**WRITTEN EXERCISE**:
Repeat every record below exactly, leaving out the pictures.

(Items from a data source)
+===+
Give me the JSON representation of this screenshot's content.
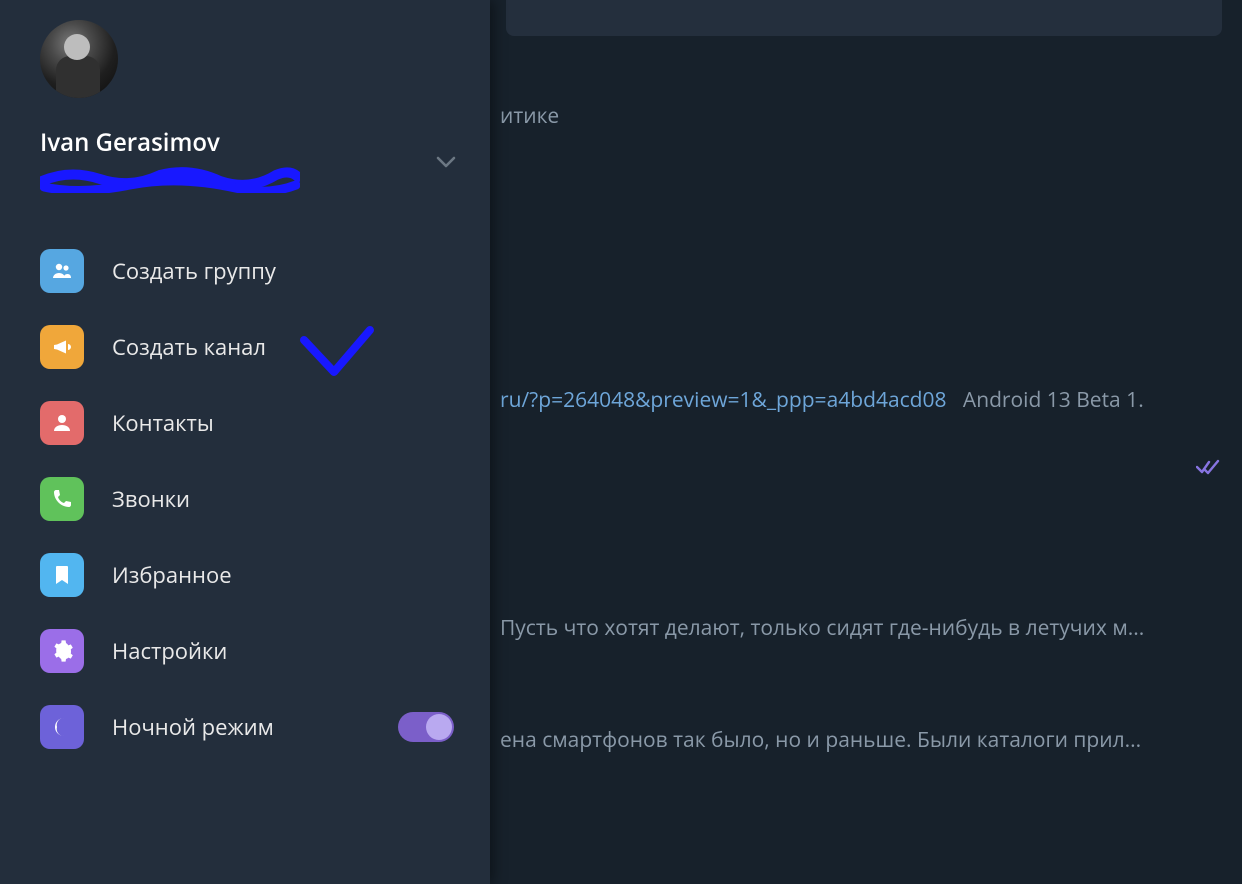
{
  "profile": {
    "name": "Ivan Gerasimov"
  },
  "menu": {
    "create_group": "Создать группу",
    "create_channel": "Создать канал",
    "contacts": "Контакты",
    "calls": "Звонки",
    "saved": "Избранное",
    "settings": "Настройки",
    "night_mode": "Ночной режим"
  },
  "night_mode_on": true,
  "chat": {
    "line1_suffix": "итике",
    "link_fragment": "ru/?p=264048&preview=1&_ppp=a4bd4acd08",
    "link_title_fragment": "Android 13 Beta 1.",
    "line_pust": "Пусть что хотят делают, только сидят где-нибудь в летучих м...",
    "line_ena": "ена смартфонов  так было, но и раньше. Были каталоги прил..."
  }
}
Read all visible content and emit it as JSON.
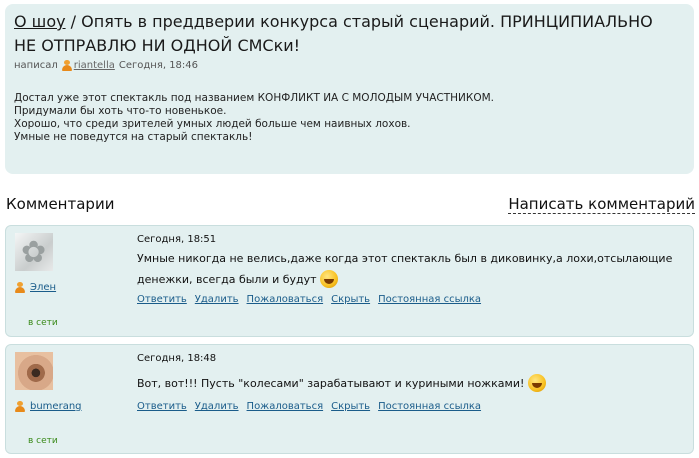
+===+
**REPLY TO THE EXERCISE**:
Give me the JSON representation of this screenshot's content.
{
  "profile": {
    "name": "Ivan Gerasimov"
  },
  "menu": {
    "create_group": "Создать группу",
    "create_channel": "Создать канал",
    "contacts": "Контакты",
    "calls": "Звонки",
    "saved": "Избранное",
    "settings": "Настройки",
    "night_mode": "Ночной режим"
  },
  "night_mode_on": true,
  "chat": {
    "line1_suffix": "итике",
    "link_fragment": "ru/?p=264048&preview=1&_ppp=a4bd4acd08",
    "link_title_fragment": "Android 13 Beta 1.",
    "line_pust": "Пусть что хотят делают, только сидят где-нибудь в летучих м...",
    "line_ena": "ена смартфонов  так было, но и раньше. Были каталоги прил..."
  }
}
Read all visible content and emit it as JSON.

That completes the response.